- _PASSAGE TO READ_:
"""
The Delta Machine Tour was a worldwide concert tour by English electronic music band Depeche Mode in support of the group's 13th studio album, Delta Machine, released 22 March 2013. Following a warm-up show in Nice, France on 4 May 2013, the tour kicked off in Tel Aviv, Israel, and continued through Europe until late July. A North American tour followed in late August, beginning in the Detroit suburb of Clarkston, Michigan and culminating in Austin, Texas in early October. The band performed at the Austin City Limits Music Festival, which in 2013 was held across two weekends for the first time. A second leg in Europe went from 3 November Abu Dhabi to 7 March 2014 Moscow. Among the dates were Dublin, Amsterdam, Oslo and Belfast, their first shows in Northern Ireland in almost 30 years.

The 25 and 27 November 2013 nights in Berlin were filmed by Anton Corbijn and recorded for the CD/DVD release Depeche Mode Live in Berlin, released 17 November 2014.

The Delta Machine Tour is the 9th highest-grossing tour of 2013.
"""
- _TASKS TO COMPLETE_:
1. Answer these from the passage on the Delta Machine Tour:
(a) In which city did the tour kick off?
(b) Who filmed the Berlin shows?
(c) Where does the tour rank among the highest-grossing tours of 2013?
2. Please transcribe the passage on the Delta Machine Tour from "The Delta Machine Tour was" to "almost 30 years.".

- _RECORDS SUPPLIED_:
"""
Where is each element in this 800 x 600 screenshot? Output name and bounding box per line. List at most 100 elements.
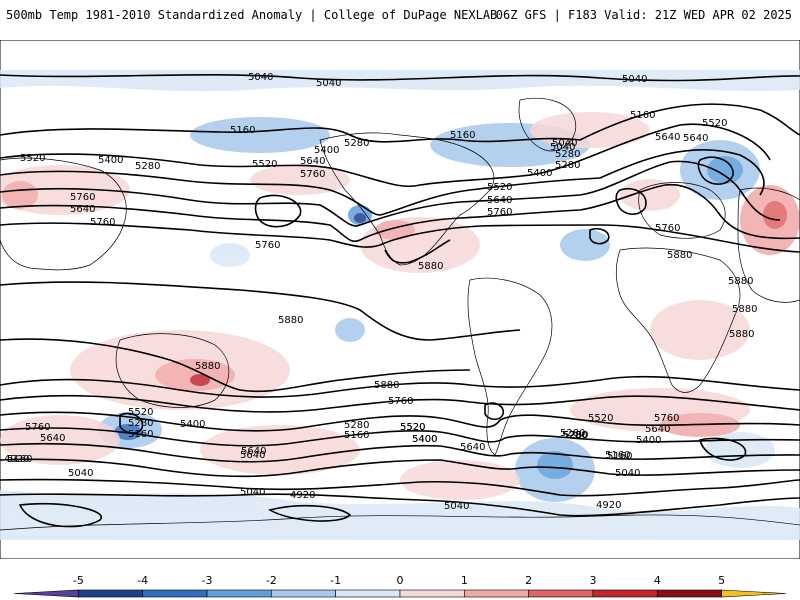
contour-label: 5160 bbox=[128, 429, 153, 440]
contour-label: 5040 bbox=[550, 142, 575, 153]
europe-coast bbox=[638, 182, 726, 239]
colorbar-swatch bbox=[78, 589, 143, 598]
contour-label: 5640 bbox=[40, 433, 65, 444]
contour-label: 5640 bbox=[645, 424, 670, 435]
contour-line bbox=[615, 188, 647, 215]
contour-line bbox=[589, 227, 610, 245]
contour-label: 5400 bbox=[412, 434, 437, 445]
colorbar-swatch bbox=[13, 589, 79, 598]
contour-label: 5640 bbox=[487, 195, 512, 206]
south-america-coast bbox=[467, 277, 553, 456]
contour-label: 5040 bbox=[552, 138, 577, 149]
colorbar-tick-label: 1 bbox=[461, 574, 468, 587]
colorbar-swatch bbox=[142, 589, 208, 598]
contour-line bbox=[0, 73, 800, 82]
contour-label: 5160 bbox=[605, 450, 630, 461]
colorbar-tick-label: 5 bbox=[718, 574, 725, 587]
contour-label: 5280 bbox=[128, 418, 153, 429]
contour-label: 5760 bbox=[655, 223, 680, 234]
contour-label: 5160 bbox=[230, 125, 255, 136]
contour-label: 5880 bbox=[729, 329, 754, 340]
contour-label: 4920 bbox=[290, 490, 315, 501]
contour-label: 5160 bbox=[607, 451, 632, 462]
contour-line bbox=[119, 412, 144, 434]
contour-label: 5400 bbox=[98, 155, 123, 166]
contour-label: 5760 bbox=[90, 217, 115, 228]
colorbar-swatch bbox=[721, 589, 787, 598]
australia-coast bbox=[115, 333, 230, 408]
contour-label: 5640 bbox=[683, 133, 708, 144]
greenland-coast bbox=[518, 97, 577, 152]
contour-label: 5640 bbox=[70, 204, 95, 215]
colorbar-tick-label: -2 bbox=[266, 574, 277, 587]
contour-label: 5520 bbox=[400, 422, 425, 433]
contour-label: 5160 bbox=[7, 454, 32, 465]
contour-line bbox=[0, 281, 521, 341]
contour-label: 5280 bbox=[562, 430, 587, 441]
colorbar-swatch bbox=[528, 589, 594, 598]
contour-label: 5880 bbox=[418, 261, 443, 272]
contour-label: 5640 bbox=[241, 446, 266, 457]
contour-label: 5760 bbox=[654, 413, 679, 424]
contour-label: 4920 bbox=[4, 454, 29, 465]
warm-patch bbox=[190, 374, 210, 386]
contour-line bbox=[0, 123, 771, 188]
contour-line bbox=[0, 338, 471, 393]
contour-label: 5280 bbox=[560, 428, 585, 439]
colorbar-tick-label: -3 bbox=[202, 574, 213, 587]
contour-line bbox=[267, 504, 352, 522]
cold-patch bbox=[560, 229, 610, 261]
contour-label: 5280 bbox=[344, 138, 369, 149]
cold-patch bbox=[705, 432, 775, 468]
colorbar-swatches bbox=[13, 589, 787, 598]
contour-label: 5520 bbox=[252, 159, 277, 170]
contour-line bbox=[0, 183, 800, 243]
contour-line bbox=[0, 458, 800, 478]
contour-label: 5040 bbox=[240, 487, 265, 498]
cold-patch bbox=[537, 451, 573, 479]
asia-coast bbox=[0, 157, 127, 271]
contour-label: 5760 bbox=[300, 169, 325, 180]
cold-patch bbox=[335, 318, 365, 342]
contour-line bbox=[0, 493, 800, 517]
colorbar-tick-label: 4 bbox=[654, 574, 661, 587]
warm-patch bbox=[2, 181, 38, 209]
colorbar-tick-label: 2 bbox=[525, 574, 532, 587]
contour-label: 5760 bbox=[70, 192, 95, 203]
colorbar-swatch bbox=[464, 589, 529, 598]
contour-label: 5160 bbox=[344, 430, 369, 441]
contour-label: 5880 bbox=[195, 361, 220, 372]
colorbar-tick-labels: -5 -4 -3 -2 -1 0 1 2 3 4 5 bbox=[73, 574, 725, 587]
contour-label: 5280 bbox=[344, 420, 369, 431]
contour-label: 4920 bbox=[596, 500, 621, 511]
colorbar-tick-label: 3 bbox=[590, 574, 597, 587]
asia-coast-east bbox=[737, 187, 800, 303]
contour-line bbox=[0, 411, 800, 432]
colorbar-swatch bbox=[592, 589, 658, 598]
contour-line bbox=[0, 375, 800, 398]
cold-patch bbox=[190, 117, 330, 153]
warm-patch bbox=[763, 201, 787, 229]
colorbar-swatch bbox=[271, 589, 336, 598]
contour-labels: 5040 5040 5040 5160 5280 5160 5040 5160 … bbox=[4, 72, 757, 512]
height-contours bbox=[0, 73, 800, 528]
warm-patch bbox=[0, 415, 120, 465]
contour-label: 5760 bbox=[487, 207, 512, 218]
contour-label: 5520 bbox=[20, 153, 45, 164]
colorbar-tick-label: 0 bbox=[397, 574, 404, 587]
contour-label: 5760 bbox=[255, 240, 280, 251]
cold-patch bbox=[707, 156, 743, 184]
contour-label: 5280 bbox=[555, 160, 580, 171]
contour-label: 5640 bbox=[655, 132, 680, 143]
contour-line bbox=[254, 194, 302, 228]
contour-label: 5280 bbox=[555, 149, 580, 160]
contour-line bbox=[384, 239, 451, 264]
anomaly-map: 5040 5040 5040 5160 5280 5160 5040 5160 … bbox=[0, 40, 800, 559]
warm-patch bbox=[400, 460, 520, 500]
contour-label: 5640 bbox=[460, 442, 485, 453]
contour-label: 5520 bbox=[128, 407, 153, 418]
contour-line bbox=[0, 103, 800, 143]
warm-patch bbox=[200, 425, 360, 475]
contour-label: 5880 bbox=[278, 315, 303, 326]
warm-patch bbox=[650, 300, 750, 360]
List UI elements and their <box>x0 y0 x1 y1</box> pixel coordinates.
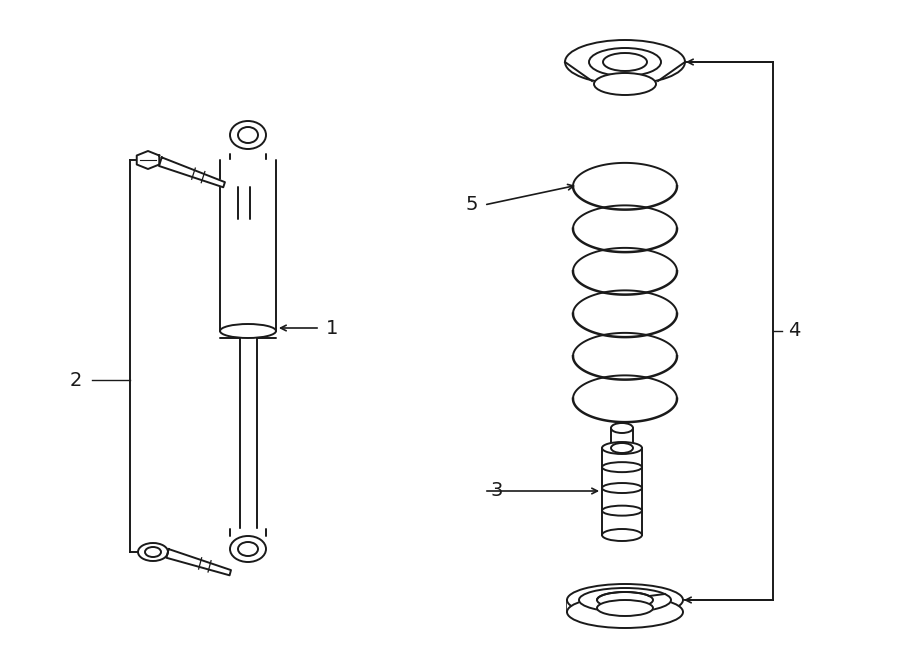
Polygon shape <box>220 160 276 331</box>
Ellipse shape <box>597 592 653 608</box>
Polygon shape <box>570 62 680 84</box>
Polygon shape <box>166 549 231 575</box>
Ellipse shape <box>611 423 633 433</box>
Polygon shape <box>137 151 159 169</box>
Polygon shape <box>239 338 256 529</box>
Ellipse shape <box>220 324 276 338</box>
Ellipse shape <box>602 529 642 541</box>
Text: 4: 4 <box>788 321 800 340</box>
Ellipse shape <box>238 127 258 143</box>
Polygon shape <box>611 428 633 448</box>
Text: 3: 3 <box>490 481 502 500</box>
Polygon shape <box>230 529 266 536</box>
Ellipse shape <box>594 73 656 95</box>
Text: 1: 1 <box>326 319 338 338</box>
Polygon shape <box>230 154 266 160</box>
Polygon shape <box>602 448 642 535</box>
Ellipse shape <box>602 442 642 454</box>
Ellipse shape <box>603 53 647 71</box>
Ellipse shape <box>579 588 671 612</box>
Text: 5: 5 <box>465 196 478 215</box>
Ellipse shape <box>567 584 683 616</box>
Ellipse shape <box>567 596 683 628</box>
Ellipse shape <box>230 121 266 149</box>
Polygon shape <box>159 157 225 187</box>
Ellipse shape <box>589 48 661 76</box>
Ellipse shape <box>145 547 161 557</box>
Ellipse shape <box>230 536 266 562</box>
Ellipse shape <box>138 543 168 561</box>
Ellipse shape <box>611 443 633 453</box>
Ellipse shape <box>565 40 685 84</box>
Text: 2: 2 <box>69 371 82 389</box>
Polygon shape <box>597 600 653 608</box>
Ellipse shape <box>238 542 258 556</box>
Polygon shape <box>567 600 683 612</box>
Ellipse shape <box>597 600 653 616</box>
"""
- _WRITTEN RESPONSES_:
1.
(a) Tel Aviv, Israel
(b) Anton Corbijn
(c) 9th

2.
The Delta Machine Tour was a worldwide concert tour by English electronic music band Depeche Mode in support of the group's 13th studio album, Delta Machine, released 22 March 2013. Following a warm-up show in Nice, France on 4 May 2013, the tour kicked off in Tel Aviv, Israel, and continued through Europe until late July. A North American tour followed in late August, beginning in the Detroit suburb of Clarkston, Michigan and culminating in Austin, Texas in early October. The band performed at the Austin City Limits Music Festival, which in 2013 was held across two weekends for the first time. A second leg in Europe went from 3 November Abu Dhabi to 7 March 2014 Moscow. Among the dates were Dublin, Amsterdam, Oslo and Belfast, their first shows in Northern Ireland in almost 30 years.